[ENTRIES PROVIDED start]

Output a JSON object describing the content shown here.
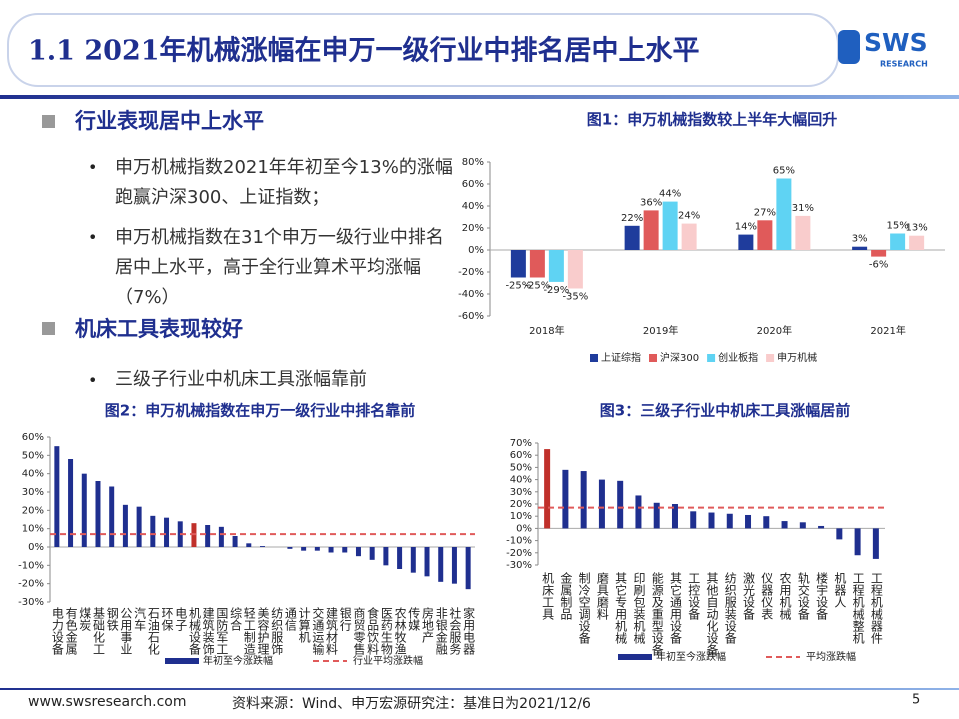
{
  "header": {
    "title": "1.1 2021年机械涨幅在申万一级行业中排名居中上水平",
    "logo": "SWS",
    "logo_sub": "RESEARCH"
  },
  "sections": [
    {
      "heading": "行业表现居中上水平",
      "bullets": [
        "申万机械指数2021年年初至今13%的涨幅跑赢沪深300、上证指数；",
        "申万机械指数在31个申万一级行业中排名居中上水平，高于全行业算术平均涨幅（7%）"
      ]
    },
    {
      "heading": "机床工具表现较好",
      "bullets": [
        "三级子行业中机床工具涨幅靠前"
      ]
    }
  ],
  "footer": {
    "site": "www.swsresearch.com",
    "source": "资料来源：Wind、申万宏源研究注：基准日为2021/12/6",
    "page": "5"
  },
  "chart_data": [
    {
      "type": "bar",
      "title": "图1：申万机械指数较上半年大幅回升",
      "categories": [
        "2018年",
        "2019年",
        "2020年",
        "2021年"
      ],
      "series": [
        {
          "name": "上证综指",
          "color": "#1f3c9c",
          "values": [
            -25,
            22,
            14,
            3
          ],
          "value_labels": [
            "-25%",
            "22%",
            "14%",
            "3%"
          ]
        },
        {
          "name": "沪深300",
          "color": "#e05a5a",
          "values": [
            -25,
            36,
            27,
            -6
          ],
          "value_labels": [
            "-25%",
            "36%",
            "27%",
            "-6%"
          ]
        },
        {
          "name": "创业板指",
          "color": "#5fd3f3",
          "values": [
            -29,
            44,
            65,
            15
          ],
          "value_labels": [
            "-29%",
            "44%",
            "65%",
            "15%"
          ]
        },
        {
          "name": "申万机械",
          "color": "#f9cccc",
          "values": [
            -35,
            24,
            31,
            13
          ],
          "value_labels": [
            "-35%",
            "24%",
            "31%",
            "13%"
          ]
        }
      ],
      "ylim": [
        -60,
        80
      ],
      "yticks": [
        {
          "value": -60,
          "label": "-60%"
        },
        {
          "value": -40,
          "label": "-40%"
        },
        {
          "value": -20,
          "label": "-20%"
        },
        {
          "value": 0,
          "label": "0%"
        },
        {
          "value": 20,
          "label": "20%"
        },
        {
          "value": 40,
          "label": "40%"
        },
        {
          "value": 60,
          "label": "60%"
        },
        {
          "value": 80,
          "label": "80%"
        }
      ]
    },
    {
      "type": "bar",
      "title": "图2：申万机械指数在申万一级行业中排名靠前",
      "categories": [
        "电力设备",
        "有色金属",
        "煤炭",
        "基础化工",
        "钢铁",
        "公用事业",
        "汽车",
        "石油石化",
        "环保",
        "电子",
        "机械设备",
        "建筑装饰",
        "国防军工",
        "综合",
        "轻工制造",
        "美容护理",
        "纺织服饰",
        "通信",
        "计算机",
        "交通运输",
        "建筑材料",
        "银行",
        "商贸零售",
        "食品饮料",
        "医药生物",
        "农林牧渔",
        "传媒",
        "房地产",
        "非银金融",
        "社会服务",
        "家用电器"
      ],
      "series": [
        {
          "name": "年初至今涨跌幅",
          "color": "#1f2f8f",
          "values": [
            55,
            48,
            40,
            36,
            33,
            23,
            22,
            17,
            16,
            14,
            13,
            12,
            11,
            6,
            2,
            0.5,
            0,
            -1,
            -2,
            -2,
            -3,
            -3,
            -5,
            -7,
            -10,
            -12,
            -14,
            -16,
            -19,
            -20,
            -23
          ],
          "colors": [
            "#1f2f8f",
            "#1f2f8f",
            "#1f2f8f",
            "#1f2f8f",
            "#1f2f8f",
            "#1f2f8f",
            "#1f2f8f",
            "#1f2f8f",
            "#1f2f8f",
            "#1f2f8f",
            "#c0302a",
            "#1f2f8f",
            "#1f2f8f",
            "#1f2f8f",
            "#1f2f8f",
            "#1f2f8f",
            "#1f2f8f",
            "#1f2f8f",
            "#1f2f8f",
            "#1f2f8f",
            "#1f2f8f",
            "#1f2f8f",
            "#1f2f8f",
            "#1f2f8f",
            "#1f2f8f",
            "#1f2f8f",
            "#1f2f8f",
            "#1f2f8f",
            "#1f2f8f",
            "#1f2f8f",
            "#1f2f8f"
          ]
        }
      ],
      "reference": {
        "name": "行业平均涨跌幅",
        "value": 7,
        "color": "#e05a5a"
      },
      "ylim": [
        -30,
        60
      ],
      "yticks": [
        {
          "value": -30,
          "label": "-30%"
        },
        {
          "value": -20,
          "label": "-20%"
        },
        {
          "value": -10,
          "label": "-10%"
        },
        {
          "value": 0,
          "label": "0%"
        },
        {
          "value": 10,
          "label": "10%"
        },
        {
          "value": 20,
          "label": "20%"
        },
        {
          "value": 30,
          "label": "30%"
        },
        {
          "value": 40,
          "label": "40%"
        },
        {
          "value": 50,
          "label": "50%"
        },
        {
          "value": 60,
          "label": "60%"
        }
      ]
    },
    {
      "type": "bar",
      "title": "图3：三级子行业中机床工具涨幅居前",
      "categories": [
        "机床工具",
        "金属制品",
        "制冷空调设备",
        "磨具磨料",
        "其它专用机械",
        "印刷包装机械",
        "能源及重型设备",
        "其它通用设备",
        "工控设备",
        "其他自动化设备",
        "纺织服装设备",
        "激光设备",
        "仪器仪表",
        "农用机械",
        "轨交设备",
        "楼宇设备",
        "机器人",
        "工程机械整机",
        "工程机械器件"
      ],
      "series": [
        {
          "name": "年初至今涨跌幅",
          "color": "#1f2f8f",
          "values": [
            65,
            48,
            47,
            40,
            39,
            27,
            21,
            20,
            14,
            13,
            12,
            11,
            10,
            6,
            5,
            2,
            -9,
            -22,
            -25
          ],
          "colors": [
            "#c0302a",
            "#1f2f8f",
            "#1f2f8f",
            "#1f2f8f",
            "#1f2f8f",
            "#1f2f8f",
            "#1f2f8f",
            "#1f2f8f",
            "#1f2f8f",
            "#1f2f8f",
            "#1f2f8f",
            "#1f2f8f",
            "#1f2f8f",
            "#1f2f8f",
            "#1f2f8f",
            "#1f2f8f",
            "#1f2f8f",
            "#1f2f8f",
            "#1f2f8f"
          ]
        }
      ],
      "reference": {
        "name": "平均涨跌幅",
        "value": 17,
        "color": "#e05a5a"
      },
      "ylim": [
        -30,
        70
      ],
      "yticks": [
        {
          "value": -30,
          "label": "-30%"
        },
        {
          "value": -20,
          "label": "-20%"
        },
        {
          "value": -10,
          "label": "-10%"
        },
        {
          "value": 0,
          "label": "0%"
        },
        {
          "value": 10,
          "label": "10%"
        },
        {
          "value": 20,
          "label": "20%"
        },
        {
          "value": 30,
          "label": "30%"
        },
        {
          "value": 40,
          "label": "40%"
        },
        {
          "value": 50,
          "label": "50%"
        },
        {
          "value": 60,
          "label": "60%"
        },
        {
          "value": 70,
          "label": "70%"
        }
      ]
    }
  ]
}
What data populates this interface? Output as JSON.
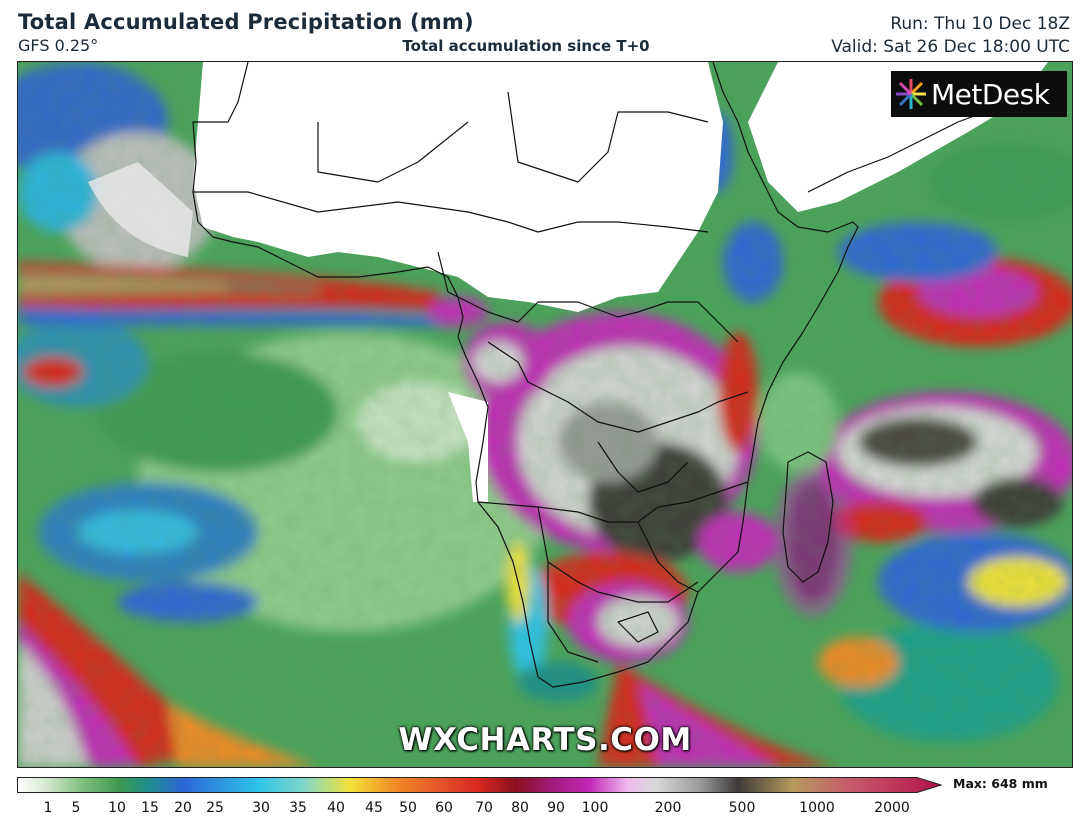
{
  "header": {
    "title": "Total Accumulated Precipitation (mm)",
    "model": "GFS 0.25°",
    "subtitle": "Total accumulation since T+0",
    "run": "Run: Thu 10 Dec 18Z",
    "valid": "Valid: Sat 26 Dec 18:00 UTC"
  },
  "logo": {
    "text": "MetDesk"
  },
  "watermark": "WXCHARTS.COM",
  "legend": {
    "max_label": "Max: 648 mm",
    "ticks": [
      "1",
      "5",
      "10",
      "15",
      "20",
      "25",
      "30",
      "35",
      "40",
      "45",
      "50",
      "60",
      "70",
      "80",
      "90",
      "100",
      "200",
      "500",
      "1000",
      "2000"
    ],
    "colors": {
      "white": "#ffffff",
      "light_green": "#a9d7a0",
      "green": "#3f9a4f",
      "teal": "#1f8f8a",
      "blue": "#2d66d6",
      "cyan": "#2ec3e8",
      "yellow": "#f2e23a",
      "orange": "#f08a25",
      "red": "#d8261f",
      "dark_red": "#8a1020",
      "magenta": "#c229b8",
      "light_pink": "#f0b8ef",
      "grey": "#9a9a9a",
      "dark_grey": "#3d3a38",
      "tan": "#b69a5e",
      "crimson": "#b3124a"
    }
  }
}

[ENTRIES PROVIDED end]

• SHORT PROBLEM: Which lines hold the string "heading"? Copy all of them from the data above.

• SOLUTION TO THIS PROBLEM:
      "heading": "行业表现居中上水平",
      "heading": "机床工具表现较好",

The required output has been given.